Determine how many lines of the data below contain "Extra", then give only that number.

[Part of a data file]
************

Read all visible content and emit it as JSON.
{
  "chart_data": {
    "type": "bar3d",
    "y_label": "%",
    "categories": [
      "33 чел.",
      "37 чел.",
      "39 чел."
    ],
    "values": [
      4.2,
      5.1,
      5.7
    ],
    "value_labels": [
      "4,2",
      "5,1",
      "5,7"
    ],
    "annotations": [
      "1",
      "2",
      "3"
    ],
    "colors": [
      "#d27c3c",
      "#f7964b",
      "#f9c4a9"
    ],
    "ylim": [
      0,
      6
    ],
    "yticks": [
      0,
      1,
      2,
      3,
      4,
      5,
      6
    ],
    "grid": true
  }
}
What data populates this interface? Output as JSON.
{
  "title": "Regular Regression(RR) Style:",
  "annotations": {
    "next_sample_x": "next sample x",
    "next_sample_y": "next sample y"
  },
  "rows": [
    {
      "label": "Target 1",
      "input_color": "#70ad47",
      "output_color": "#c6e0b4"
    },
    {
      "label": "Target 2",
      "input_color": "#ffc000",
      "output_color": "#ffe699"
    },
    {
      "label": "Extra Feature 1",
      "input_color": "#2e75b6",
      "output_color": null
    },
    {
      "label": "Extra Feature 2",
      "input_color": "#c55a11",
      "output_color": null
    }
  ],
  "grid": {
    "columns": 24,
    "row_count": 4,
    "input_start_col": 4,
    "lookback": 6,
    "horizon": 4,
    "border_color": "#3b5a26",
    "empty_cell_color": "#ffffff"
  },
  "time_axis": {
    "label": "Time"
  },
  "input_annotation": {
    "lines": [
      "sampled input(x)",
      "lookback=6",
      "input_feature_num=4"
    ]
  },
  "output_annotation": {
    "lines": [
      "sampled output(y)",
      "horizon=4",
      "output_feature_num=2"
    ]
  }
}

************

** Complete output **
2